§ Objective
Copy, from the entries below, each line in which the string "system" appears.

BEGIN

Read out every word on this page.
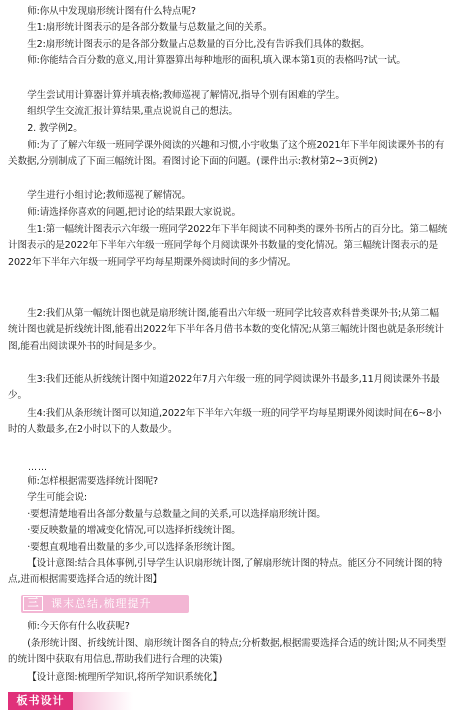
师:你从中发现扇形统计图有什么特点呢?
生1:扇形统计图表示的是各部分数量与总数量之间的关系。
生2:扇形统计图表示的是各部分数量占总数量的百分比,没有告诉我们具体的数据。
师:你能结合百分数的意义,用计算器算出每种地形的面积,填入课本第1页的表格吗?试一试。
学生尝试用计算器计算并填表格;教师巡视了解情况,指导个别有困难的学生。
组织学生交流汇报计算结果,重点说说自己的想法。
2. 教学例2。
师:为了了解六年级一班同学课外阅读的兴趣和习惯,小宇收集了这个班2021年下半年阅读课外书的有关数据,分别制成了下面三幅统计图。看图讨论下面的问题。(课件出示:教材第2~3页例2)
学生进行小组讨论;教师巡视了解情况。
师:请选择你喜欢的问题,把讨论的结果跟大家说说。
生1:第一幅统计图表示六年级一班同学2022年下半年阅读不同种类的课外书所占的百分比。第二幅统计图表示的是2022年下半年六年级一班同学每个月阅读课外书数量的变化情况。第三幅统计图表示的是2022年下半年六年级一班同学平均每星期课外阅读时间的多少情况。
生2:我们从第一幅统计图也就是扇形统计图,能看出六年级一班同学比较喜欢科普类课外书;从第二幅统计图也就是折线统计图,能看出2022年下半年各月借书本数的变化情况;从第三幅统计图也就是条形统计图,能看出阅读课外书的时间是多少。
生3:我们还能从折线统计图中知道2022年7月六年级一班的同学阅读课外书最多,11月阅读课外书最少。
生4:我们从条形统计图可以知道,2022年下半年六年级一班的同学平均每星期课外阅读时间在6~8小时的人数最多,在2小时以下的人数最少。
……
师:怎样根据需要选择统计图呢?
学生可能会说:
·要想清楚地看出各部分数量与总数量之间的关系,可以选择扇形统计图。
·要反映数量的增减变化情况,可以选择折线统计图。
·要想直观地看出数量的多少,可以选择条形统计图。
【设计意图:结合具体事例,引导学生认识扇形统计图,了解扇形统计图的特点。能区分不同统计图的特点,进而根据需要选择合适的统计图】
三	课末总结,梳理提升
师:今天你有什么收获呢?
(条形统计图、折线统计图、扇形统计图各自的特点;分析数据,根据需要选择合适的统计图;从不同类型的统计图中获取有用信息,帮助我们进行合理的决策)
【设计意图:梳理所学知识,将所学知识系统化】
板书设计
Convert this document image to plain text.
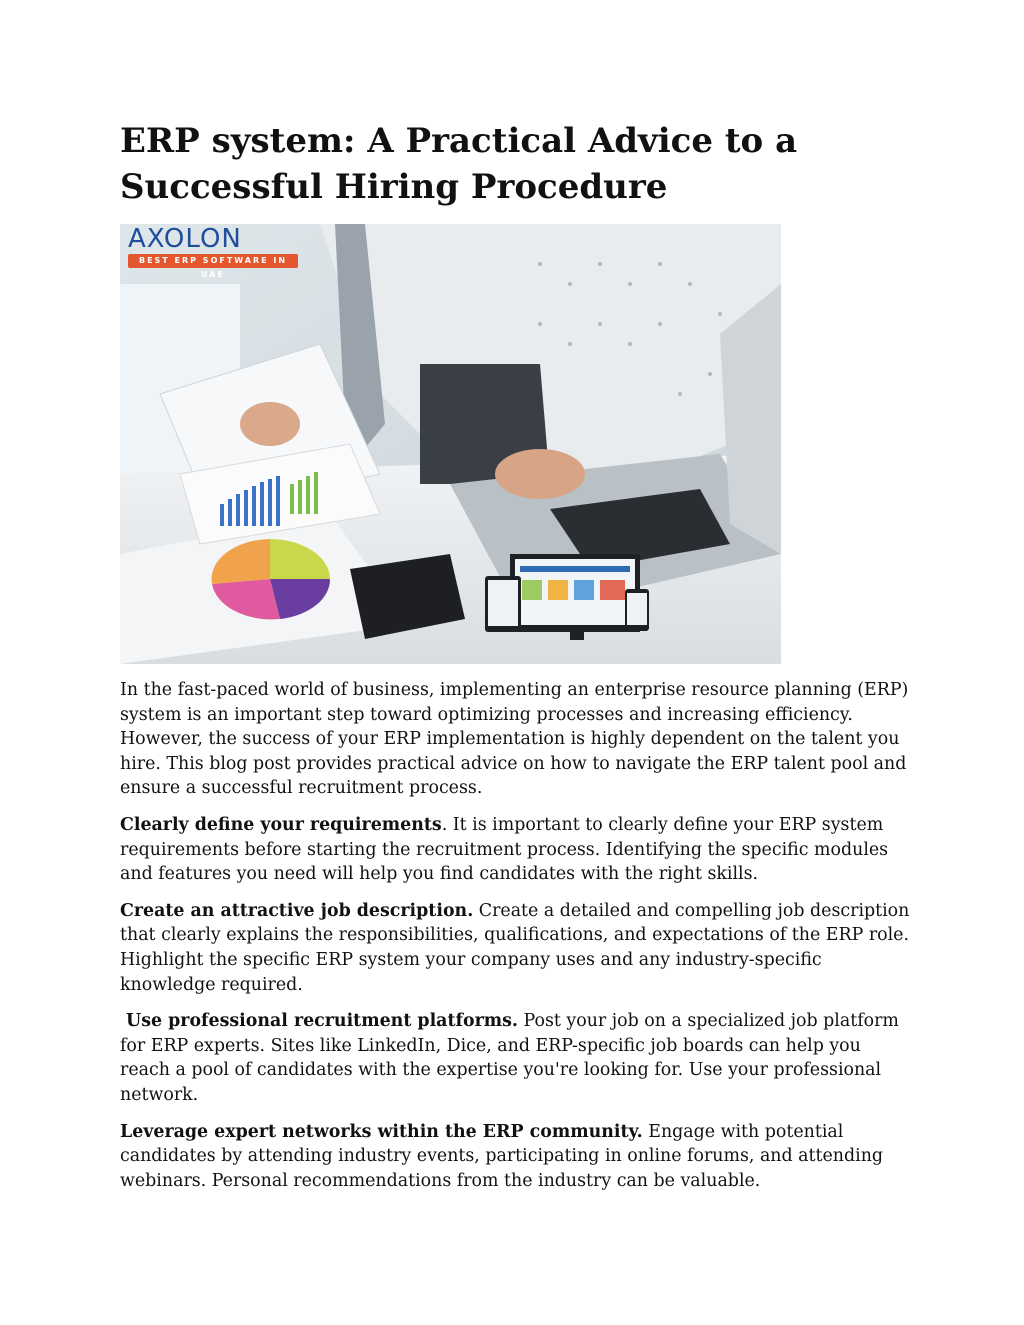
ERP system: A Practical Advice to a Successful Hiring Procedure
AXOLON
BEST ERP SOFTWARE IN UAE

In the fast-paced world of business, implementing an enterprise resource planning (ERP) system is an important step toward optimizing processes and increasing efficiency. However, the success of your ERP implementation is highly dependent on the talent you hire. This blog post provides practical advice on how to navigate the ERP talent pool and ensure a successful recruitment process.

Clearly define your requirements. It is important to clearly define your ERP system requirements before starting the recruitment process. Identifying the specific modules and features you need will help you find candidates with the right skills.

Create an attractive job description. Create a detailed and compelling job description that clearly explains the responsibilities, qualifications, and expectations of the ERP role. Highlight the specific ERP system your company uses and any industry-specific knowledge required.

Use professional recruitment platforms. Post your job on a specialized job platform for ERP experts. Sites like LinkedIn, Dice, and ERP-specific job boards can help you reach a pool of candidates with the expertise you're looking for. Use your professional network.

Leverage expert networks within the ERP community. Engage with potential candidates by attending industry events, participating in online forums, and attending webinars. Personal recommendations from the industry can be valuable.
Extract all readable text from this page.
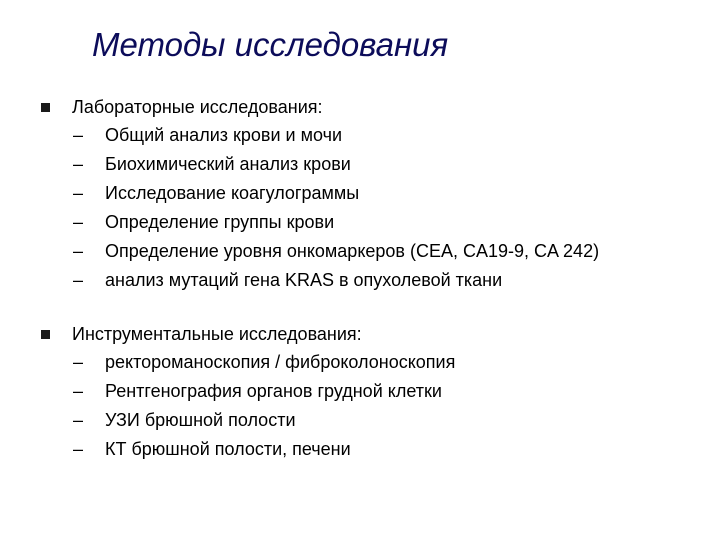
Методы исследования
Лабораторные исследования:
– Общий анализ крови и мочи
– Биохимический анализ крови
– Исследование коагулограммы
– Определение группы крови
– Определение уровня онкомаркеров (CEA, CA19-9, CA 242)
– анализ мутаций гена KRAS в опухолевой ткани
Инструментальные исследования:
– ректороманоскопия / фиброколоноскопия
– Рентгенография органов грудной клетки
– УЗИ брюшной полости
– КТ брюшной полости, печени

END

§ Exercise solution
ERP system: A Practical Advice to a Successful Hiring Procedure
In the fast-paced world of business, implementing an enterprise resource planning (ERP) system is an important step toward optimizing processes and increasing efficiency. However, the success of your ERP implementation is highly dependent on the talent you hire. This blog post provides practical advice on how to navigate the ERP talent pool and ensure a successful recruitment process.
Clearly define your requirements. It is important to clearly define your ERP system requirements before starting the recruitment process. Identifying the specific modules and features you need will help you find candidates with the right skills.
Create an attractive job description. Create a detailed and compelling job description that clearly explains the responsibilities, qualifications, and expectations of the ERP role. Highlight the specific ERP system your company uses and any industry-specific knowledge required.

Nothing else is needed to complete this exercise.